Written problem: Please write out the material below exactly as given.

Task inputs:
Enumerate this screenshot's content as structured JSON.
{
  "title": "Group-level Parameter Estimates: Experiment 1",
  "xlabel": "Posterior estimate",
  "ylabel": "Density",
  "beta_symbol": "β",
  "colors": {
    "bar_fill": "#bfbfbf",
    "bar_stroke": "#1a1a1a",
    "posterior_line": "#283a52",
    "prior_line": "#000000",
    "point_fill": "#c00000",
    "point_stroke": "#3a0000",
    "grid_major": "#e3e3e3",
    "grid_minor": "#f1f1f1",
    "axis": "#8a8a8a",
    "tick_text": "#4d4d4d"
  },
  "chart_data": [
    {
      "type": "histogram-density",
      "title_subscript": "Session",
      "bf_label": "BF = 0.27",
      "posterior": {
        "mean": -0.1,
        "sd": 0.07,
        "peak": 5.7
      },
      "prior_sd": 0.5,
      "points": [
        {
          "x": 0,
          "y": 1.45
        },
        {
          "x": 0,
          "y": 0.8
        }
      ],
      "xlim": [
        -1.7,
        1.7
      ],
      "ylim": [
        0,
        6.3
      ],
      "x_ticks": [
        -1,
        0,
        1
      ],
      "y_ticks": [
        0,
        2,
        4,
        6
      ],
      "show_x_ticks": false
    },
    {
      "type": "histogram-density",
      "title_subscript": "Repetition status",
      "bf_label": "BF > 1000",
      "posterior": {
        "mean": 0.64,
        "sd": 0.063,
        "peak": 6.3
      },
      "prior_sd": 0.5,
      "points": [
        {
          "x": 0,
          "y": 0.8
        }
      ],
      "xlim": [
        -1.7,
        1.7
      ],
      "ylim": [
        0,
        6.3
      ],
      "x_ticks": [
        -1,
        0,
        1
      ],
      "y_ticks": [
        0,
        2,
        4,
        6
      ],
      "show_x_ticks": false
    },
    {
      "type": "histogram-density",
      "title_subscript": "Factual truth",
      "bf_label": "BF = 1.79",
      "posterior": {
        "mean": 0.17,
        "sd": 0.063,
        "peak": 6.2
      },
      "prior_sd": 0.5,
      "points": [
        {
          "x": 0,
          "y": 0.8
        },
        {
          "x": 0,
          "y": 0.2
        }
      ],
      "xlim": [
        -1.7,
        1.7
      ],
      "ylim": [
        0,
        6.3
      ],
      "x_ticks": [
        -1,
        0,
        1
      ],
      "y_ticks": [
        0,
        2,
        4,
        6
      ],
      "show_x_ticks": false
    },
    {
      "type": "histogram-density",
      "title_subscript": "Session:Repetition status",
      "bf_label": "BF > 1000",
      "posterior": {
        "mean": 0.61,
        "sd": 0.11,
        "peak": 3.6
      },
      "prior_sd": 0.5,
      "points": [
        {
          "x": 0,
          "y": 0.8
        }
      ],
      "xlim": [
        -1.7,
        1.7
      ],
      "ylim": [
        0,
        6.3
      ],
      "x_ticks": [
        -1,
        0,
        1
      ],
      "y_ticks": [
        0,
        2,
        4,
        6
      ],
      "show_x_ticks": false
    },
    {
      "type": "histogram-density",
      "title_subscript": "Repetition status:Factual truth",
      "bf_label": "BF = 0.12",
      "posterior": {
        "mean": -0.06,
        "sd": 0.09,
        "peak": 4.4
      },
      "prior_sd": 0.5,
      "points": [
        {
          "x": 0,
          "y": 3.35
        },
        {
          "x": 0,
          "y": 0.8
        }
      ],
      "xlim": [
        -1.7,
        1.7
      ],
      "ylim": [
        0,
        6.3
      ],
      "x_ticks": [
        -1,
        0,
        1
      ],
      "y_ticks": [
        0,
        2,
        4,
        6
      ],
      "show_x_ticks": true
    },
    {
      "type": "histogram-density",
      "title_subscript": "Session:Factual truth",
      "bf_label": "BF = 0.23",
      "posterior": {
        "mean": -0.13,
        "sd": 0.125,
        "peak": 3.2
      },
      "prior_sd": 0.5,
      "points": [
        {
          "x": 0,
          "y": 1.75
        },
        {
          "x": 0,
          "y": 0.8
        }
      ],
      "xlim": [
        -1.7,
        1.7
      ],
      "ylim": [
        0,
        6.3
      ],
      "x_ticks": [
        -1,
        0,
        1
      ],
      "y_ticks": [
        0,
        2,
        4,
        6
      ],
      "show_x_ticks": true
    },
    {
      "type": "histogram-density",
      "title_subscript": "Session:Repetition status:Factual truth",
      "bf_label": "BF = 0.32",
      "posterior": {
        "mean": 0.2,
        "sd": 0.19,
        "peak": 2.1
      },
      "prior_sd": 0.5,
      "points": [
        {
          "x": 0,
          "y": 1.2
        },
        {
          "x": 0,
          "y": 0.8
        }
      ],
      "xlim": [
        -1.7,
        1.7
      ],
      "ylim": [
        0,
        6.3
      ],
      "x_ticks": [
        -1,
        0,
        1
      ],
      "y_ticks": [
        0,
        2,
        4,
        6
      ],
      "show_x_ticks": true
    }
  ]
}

Task answer:
Enumerate this screenshot's content as structured JSON.
{
  "title": "Group-level Parameter Estimates: Experiment 1",
  "xlabel": "Posterior estimate",
  "ylabel": "Density",
  "beta_symbol": "β",
  "colors": {
    "bar_fill": "#bfbfbf",
    "bar_stroke": "#1a1a1a",
    "posterior_line": "#283a52",
    "prior_line": "#000000",
    "point_fill": "#c00000",
    "point_stroke": "#3a0000",
    "grid_major": "#e3e3e3",
    "grid_minor": "#f1f1f1",
    "axis": "#8a8a8a",
    "tick_text": "#4d4d4d"
  },
  "chart_data": [
    {
      "type": "histogram-density",
      "title_subscript": "Session",
      "bf_label": "BF = 0.27",
      "posterior": {
        "mean": -0.1,
        "sd": 0.07,
        "peak": 5.7
      },
      "prior_sd": 0.5,
      "points": [
        {
          "x": 0,
          "y": 1.45
        },
        {
          "x": 0,
          "y": 0.8
        }
      ],
      "xlim": [
        -1.7,
        1.7
      ],
      "ylim": [
        0,
        6.3
      ],
      "x_ticks": [
        -1,
        0,
        1
      ],
      "y_ticks": [
        0,
        2,
        4,
        6
      ],
      "show_x_ticks": false
    },
    {
      "type": "histogram-density",
      "title_subscript": "Repetition status",
      "bf_label": "BF > 1000",
      "posterior": {
        "mean": 0.64,
        "sd": 0.063,
        "peak": 6.3
      },
      "prior_sd": 0.5,
      "points": [
        {
          "x": 0,
          "y": 0.8
        }
      ],
      "xlim": [
        -1.7,
        1.7
      ],
      "ylim": [
        0,
        6.3
      ],
      "x_ticks": [
        -1,
        0,
        1
      ],
      "y_ticks": [
        0,
        2,
        4,
        6
      ],
      "show_x_ticks": false
    },
    {
      "type": "histogram-density",
      "title_subscript": "Factual truth",
      "bf_label": "BF = 1.79",
      "posterior": {
        "mean": 0.17,
        "sd": 0.063,
        "peak": 6.2
      },
      "prior_sd": 0.5,
      "points": [
        {
          "x": 0,
          "y": 0.8
        },
        {
          "x": 0,
          "y": 0.2
        }
      ],
      "xlim": [
        -1.7,
        1.7
      ],
      "ylim": [
        0,
        6.3
      ],
      "x_ticks": [
        -1,
        0,
        1
      ],
      "y_ticks": [
        0,
        2,
        4,
        6
      ],
      "show_x_ticks": false
    },
    {
      "type": "histogram-density",
      "title_subscript": "Session:Repetition status",
      "bf_label": "BF > 1000",
      "posterior": {
        "mean": 0.61,
        "sd": 0.11,
        "peak": 3.6
      },
      "prior_sd": 0.5,
      "points": [
        {
          "x": 0,
          "y": 0.8
        }
      ],
      "xlim": [
        -1.7,
        1.7
      ],
      "ylim": [
        0,
        6.3
      ],
      "x_ticks": [
        -1,
        0,
        1
      ],
      "y_ticks": [
        0,
        2,
        4,
        6
      ],
      "show_x_ticks": false
    },
    {
      "type": "histogram-density",
      "title_subscript": "Repetition status:Factual truth",
      "bf_label": "BF = 0.12",
      "posterior": {
        "mean": -0.06,
        "sd": 0.09,
        "peak": 4.4
      },
      "prior_sd": 0.5,
      "points": [
        {
          "x": 0,
          "y": 3.35
        },
        {
          "x": 0,
          "y": 0.8
        }
      ],
      "xlim": [
        -1.7,
        1.7
      ],
      "ylim": [
        0,
        6.3
      ],
      "x_ticks": [
        -1,
        0,
        1
      ],
      "y_ticks": [
        0,
        2,
        4,
        6
      ],
      "show_x_ticks": true
    },
    {
      "type": "histogram-density",
      "title_subscript": "Session:Factual truth",
      "bf_label": "BF = 0.23",
      "posterior": {
        "mean": -0.13,
        "sd": 0.125,
        "peak": 3.2
      },
      "prior_sd": 0.5,
      "points": [
        {
          "x": 0,
          "y": 1.75
        },
        {
          "x": 0,
          "y": 0.8
        }
      ],
      "xlim": [
        -1.7,
        1.7
      ],
      "ylim": [
        0,
        6.3
      ],
      "x_ticks": [
        -1,
        0,
        1
      ],
      "y_ticks": [
        0,
        2,
        4,
        6
      ],
      "show_x_ticks": true
    },
    {
      "type": "histogram-density",
      "title_subscript": "Session:Repetition status:Factual truth",
      "bf_label": "BF = 0.32",
      "posterior": {
        "mean": 0.2,
        "sd": 0.19,
        "peak": 2.1
      },
      "prior_sd": 0.5,
      "points": [
        {
          "x": 0,
          "y": 1.2
        },
        {
          "x": 0,
          "y": 0.8
        }
      ],
      "xlim": [
        -1.7,
        1.7
      ],
      "ylim": [
        0,
        6.3
      ],
      "x_ticks": [
        -1,
        0,
        1
      ],
      "y_ticks": [
        0,
        2,
        4,
        6
      ],
      "show_x_ticks": true
    }
  ]
}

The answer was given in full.